§ **OBJECTIVE**: Print the entire listing. Each line must match the original exactly.
--- start of RECORDS FOR THIS EXERCISE ---
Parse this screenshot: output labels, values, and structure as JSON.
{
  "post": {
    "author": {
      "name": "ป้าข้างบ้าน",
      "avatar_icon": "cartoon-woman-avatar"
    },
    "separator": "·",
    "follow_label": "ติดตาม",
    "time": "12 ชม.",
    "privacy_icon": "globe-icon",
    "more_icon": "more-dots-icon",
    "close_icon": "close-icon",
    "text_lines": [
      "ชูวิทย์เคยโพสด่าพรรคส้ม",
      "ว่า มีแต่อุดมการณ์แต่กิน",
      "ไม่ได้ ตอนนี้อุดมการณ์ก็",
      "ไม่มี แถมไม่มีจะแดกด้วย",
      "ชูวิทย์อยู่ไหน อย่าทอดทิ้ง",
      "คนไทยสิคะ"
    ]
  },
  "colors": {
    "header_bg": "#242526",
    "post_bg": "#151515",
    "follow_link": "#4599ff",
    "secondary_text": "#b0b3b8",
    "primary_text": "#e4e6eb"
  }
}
--- end of RECORDS FOR THIS EXERCISE ---
§ **TASK OUTPUT**:
Parse this screenshot: output labels, values, and structure as JSON.
{
  "post": {
    "author": {
      "name": "ป้าข้างบ้าน",
      "avatar_icon": "cartoon-woman-avatar"
    },
    "separator": "·",
    "follow_label": "ติดตาม",
    "time": "12 ชม.",
    "privacy_icon": "globe-icon",
    "more_icon": "more-dots-icon",
    "close_icon": "close-icon",
    "text_lines": [
      "ชูวิทย์เคยโพสด่าพรรคส้ม",
      "ว่า มีแต่อุดมการณ์แต่กิน",
      "ไม่ได้ ตอนนี้อุดมการณ์ก็",
      "ไม่มี แถมไม่มีจะแดกด้วย",
      "ชูวิทย์อยู่ไหน อย่าทอดทิ้ง",
      "คนไทยสิคะ"
    ]
  },
  "colors": {
    "header_bg": "#242526",
    "post_bg": "#151515",
    "follow_link": "#4599ff",
    "secondary_text": "#b0b3b8",
    "primary_text": "#e4e6eb"
  }
}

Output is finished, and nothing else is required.